==== Supplied material
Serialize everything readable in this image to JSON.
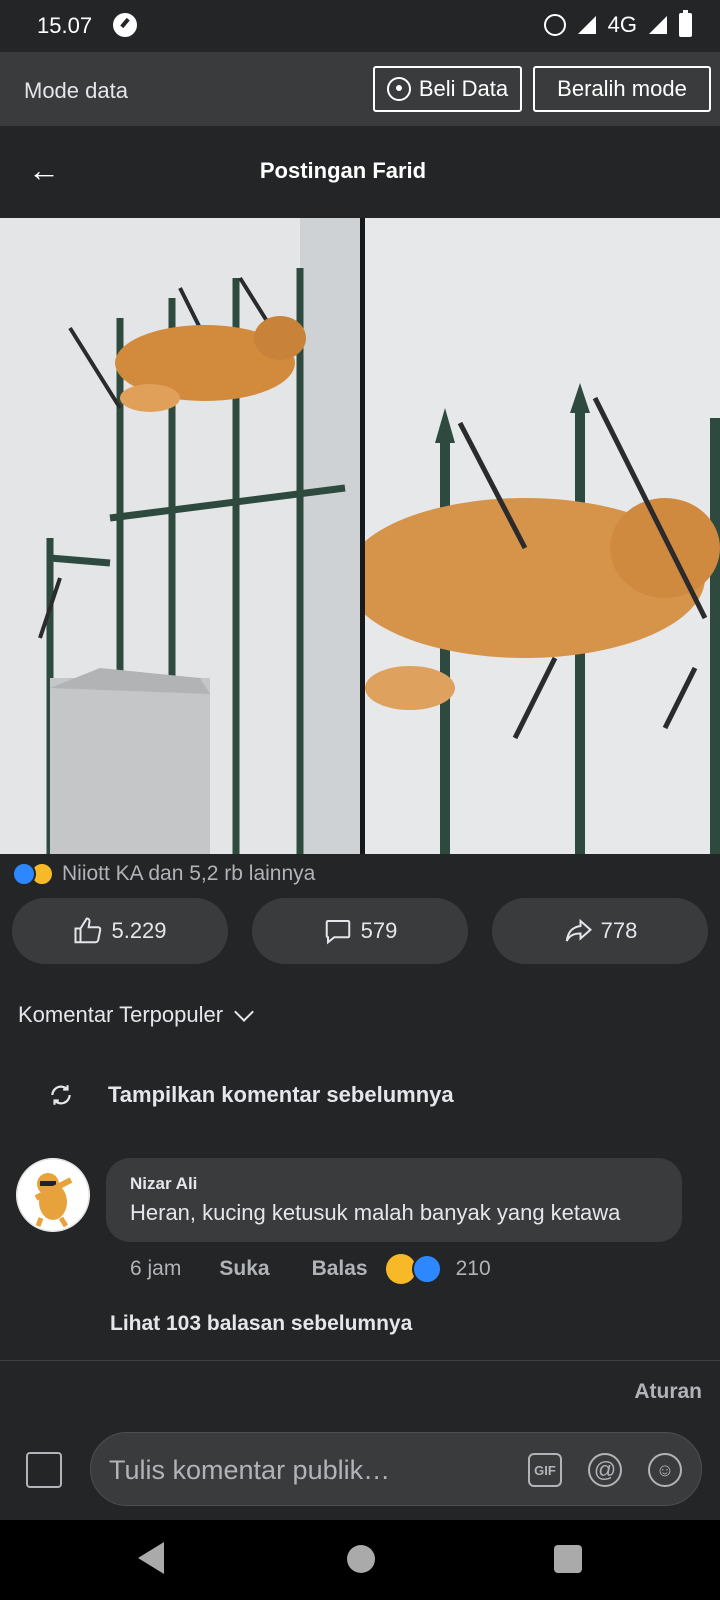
{
  "status_bar": {
    "time": "15.07",
    "network": "4G"
  },
  "data_mode": {
    "label": "Mode data",
    "buy_label": "Beli Data",
    "switch_label": "Beralih mode"
  },
  "header": {
    "title": "Postingan Farid"
  },
  "post": {
    "reactions_text": "Niiott KA dan 5,2 rb lainnya",
    "likes": "5.229",
    "comments": "579",
    "shares": "778"
  },
  "comments_section": {
    "sort_label": "Komentar Terpopuler",
    "show_previous": "Tampilkan komentar sebelumnya",
    "comment": {
      "author": "Nizar Ali",
      "text": "Heran, kucing ketusuk malah banyak yang ketawa",
      "time": "6 jam",
      "like_label": "Suka",
      "reply_label": "Balas",
      "reaction_count": "210"
    },
    "view_replies": "Lihat 103 balasan sebelumnya",
    "rules_label": "Aturan"
  },
  "composer": {
    "placeholder": "Tulis komentar publik…",
    "gif_label": "GIF",
    "at_label": "@",
    "emoji_label": "☺"
  },
  "colors": {
    "background": "#242526",
    "surface": "#3a3b3c",
    "accent_like": "#2d88ff",
    "accent_haha": "#f7b928"
  }
}
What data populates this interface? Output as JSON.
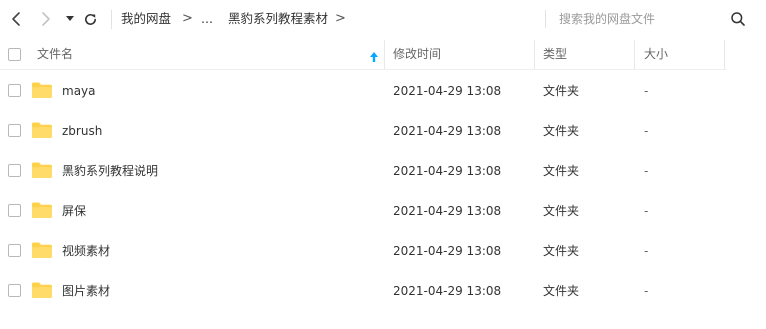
{
  "toolbar": {
    "breadcrumb": {
      "root": "我的网盘",
      "sep1": ">",
      "ellipsis": "...",
      "current": "黑豹系列教程素材",
      "sep2": ">"
    },
    "search_placeholder": "搜索我的网盘文件"
  },
  "table": {
    "columns": {
      "name": "文件名",
      "modified": "修改时间",
      "type": "类型",
      "size": "大小"
    },
    "rows": [
      {
        "name": "maya",
        "modified": "2021-04-29 13:08",
        "type": "文件夹",
        "size": "-"
      },
      {
        "name": "zbrush",
        "modified": "2021-04-29 13:08",
        "type": "文件夹",
        "size": "-"
      },
      {
        "name": "黑豹系列教程说明",
        "modified": "2021-04-29 13:08",
        "type": "文件夹",
        "size": "-"
      },
      {
        "name": "屏保",
        "modified": "2021-04-29 13:08",
        "type": "文件夹",
        "size": "-"
      },
      {
        "name": "视频素材",
        "modified": "2021-04-29 13:08",
        "type": "文件夹",
        "size": "-"
      },
      {
        "name": "图片素材",
        "modified": "2021-04-29 13:08",
        "type": "文件夹",
        "size": "-"
      }
    ]
  },
  "colors": {
    "folder": "#FFD14D",
    "accent": "#06a7ff"
  }
}
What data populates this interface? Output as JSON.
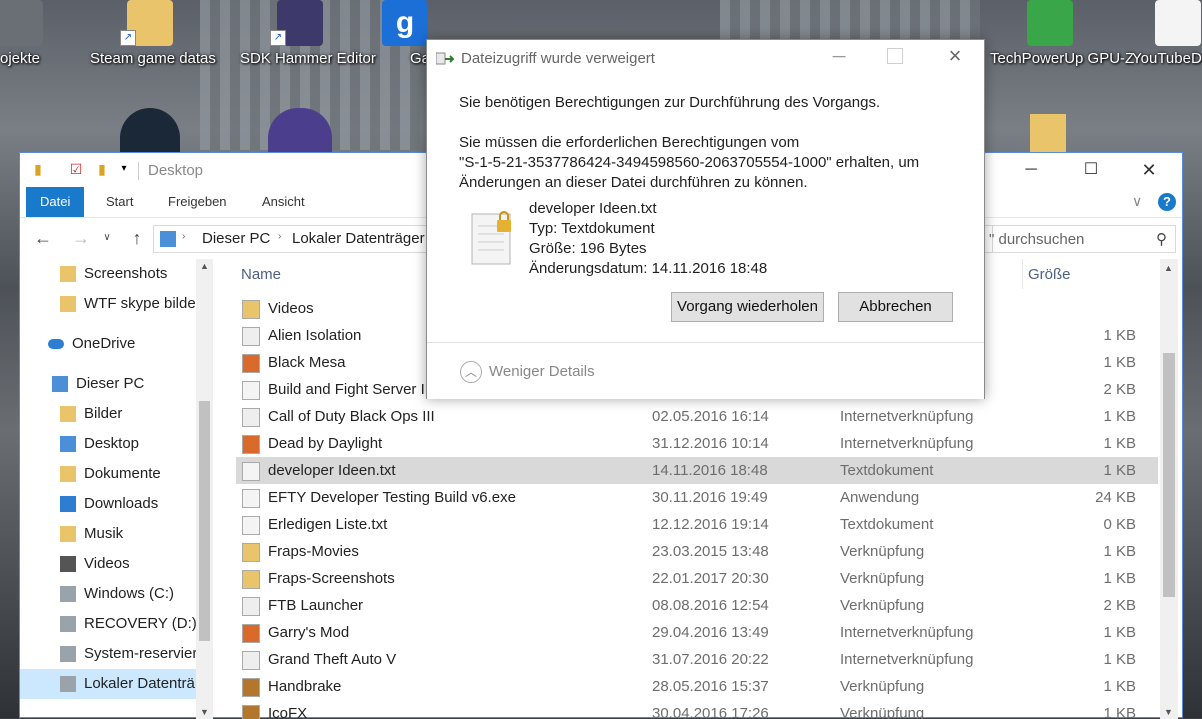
{
  "desktop": {
    "icons": [
      {
        "label": "ojekte"
      },
      {
        "label": "Steam game datas"
      },
      {
        "label": "SDK Hammer Editor"
      },
      {
        "label": "Ga"
      },
      {
        "label": "TechPowerUp GPU-Z"
      },
      {
        "label": "YouTubeD"
      }
    ]
  },
  "explorer": {
    "title": "Desktop",
    "ribbon_tabs": [
      "Datei",
      "Start",
      "Freigeben",
      "Ansicht"
    ],
    "breadcrumb": [
      "Dieser PC",
      "Lokaler Datenträger"
    ],
    "search_placeholder": "\" durchsuchen",
    "columns": {
      "name": "Name",
      "size": "Größe"
    },
    "nav_items": [
      {
        "label": "Screenshots",
        "icon": "folder-icon"
      },
      {
        "label": "WTF skype bilde",
        "icon": "folder-icon"
      },
      {
        "label": "OneDrive",
        "icon": "cloud-icon"
      },
      {
        "label": "Dieser PC",
        "icon": "pc-icon"
      },
      {
        "label": "Bilder",
        "icon": "pictures-icon"
      },
      {
        "label": "Desktop",
        "icon": "desktop-icon"
      },
      {
        "label": "Dokumente",
        "icon": "documents-icon"
      },
      {
        "label": "Downloads",
        "icon": "downloads-icon"
      },
      {
        "label": "Musik",
        "icon": "music-icon"
      },
      {
        "label": "Videos",
        "icon": "videos-icon"
      },
      {
        "label": "Windows (C:)",
        "icon": "drive-icon"
      },
      {
        "label": "RECOVERY (D:)",
        "icon": "drive-icon"
      },
      {
        "label": "System-reservier",
        "icon": "drive-icon"
      },
      {
        "label": "Lokaler Datenträ",
        "icon": "drive-icon"
      }
    ],
    "files": [
      {
        "name": "Videos",
        "date": "",
        "type": "",
        "size": "",
        "icon": "folder-icon"
      },
      {
        "name": "Alien Isolation",
        "date": "",
        "type": "",
        "size": "1 KB",
        "icon": "shortcut-icon"
      },
      {
        "name": "Black Mesa",
        "date": "",
        "type": "",
        "size": "1 KB",
        "icon": "game-icon"
      },
      {
        "name": "Build and Fight Server IP",
        "date": "",
        "type": "",
        "size": "2 KB",
        "icon": "text-file-icon"
      },
      {
        "name": "Call of Duty Black Ops III",
        "date": "02.05.2016 16:14",
        "type": "Internetverknüpfung",
        "size": "1 KB",
        "icon": "shortcut-icon"
      },
      {
        "name": "Dead by Daylight",
        "date": "31.12.2016 10:14",
        "type": "Internetverknüpfung",
        "size": "1 KB",
        "icon": "game-icon"
      },
      {
        "name": "developer Ideen.txt",
        "date": "14.11.2016 18:48",
        "type": "Textdokument",
        "size": "1 KB",
        "icon": "text-file-icon"
      },
      {
        "name": "EFTY Developer Testing Build v6.exe",
        "date": "30.11.2016 19:49",
        "type": "Anwendung",
        "size": "24 KB",
        "icon": "exe-icon"
      },
      {
        "name": "Erledigen Liste.txt",
        "date": "12.12.2016 19:14",
        "type": "Textdokument",
        "size": "0 KB",
        "icon": "text-file-icon"
      },
      {
        "name": "Fraps-Movies",
        "date": "23.03.2015 13:48",
        "type": "Verknüpfung",
        "size": "1 KB",
        "icon": "folder-shortcut-icon"
      },
      {
        "name": "Fraps-Screenshots",
        "date": "22.01.2017 20:30",
        "type": "Verknüpfung",
        "size": "1 KB",
        "icon": "folder-shortcut-icon"
      },
      {
        "name": "FTB Launcher",
        "date": "08.08.2016 12:54",
        "type": "Verknüpfung",
        "size": "2 KB",
        "icon": "shortcut-icon"
      },
      {
        "name": "Garry's Mod",
        "date": "29.04.2016 13:49",
        "type": "Internetverknüpfung",
        "size": "1 KB",
        "icon": "game-icon"
      },
      {
        "name": "Grand Theft Auto V",
        "date": "31.07.2016 20:22",
        "type": "Internetverknüpfung",
        "size": "1 KB",
        "icon": "shortcut-icon"
      },
      {
        "name": "Handbrake",
        "date": "28.05.2016 15:37",
        "type": "Verknüpfung",
        "size": "1 KB",
        "icon": "app-icon"
      },
      {
        "name": "IcoFX",
        "date": "30.04.2016 17:26",
        "type": "Verknüpfung",
        "size": "1 KB",
        "icon": "app-icon"
      }
    ]
  },
  "dialog": {
    "title": "Dateizugriff wurde verweigert",
    "line1": "Sie benötigen Berechtigungen zur Durchführung des Vorgangs.",
    "line2": "Sie müssen die erforderlichen Berechtigungen vom",
    "line3": "\"S-1-5-21-3537786424-3494598560-2063705554-1000\" erhalten, um",
    "line4": "Änderungen an dieser Datei durchführen zu können.",
    "file_name": "developer Ideen.txt",
    "file_type": "Typ: Textdokument",
    "file_size": "Größe: 196 Bytes",
    "file_date": "Änderungsdatum: 14.11.2016 18:48",
    "retry_label": "Vorgang wiederholen",
    "cancel_label": "Abbrechen",
    "details_label": "Weniger Details"
  },
  "colors": {
    "accent": "#1979ca",
    "selection": "#d9d9d9",
    "nav_selection": "#cce8ff"
  }
}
========
How many lines in the records above contain the word "Berechtigungen"? Reply with the number alone.

» **Answer**:
2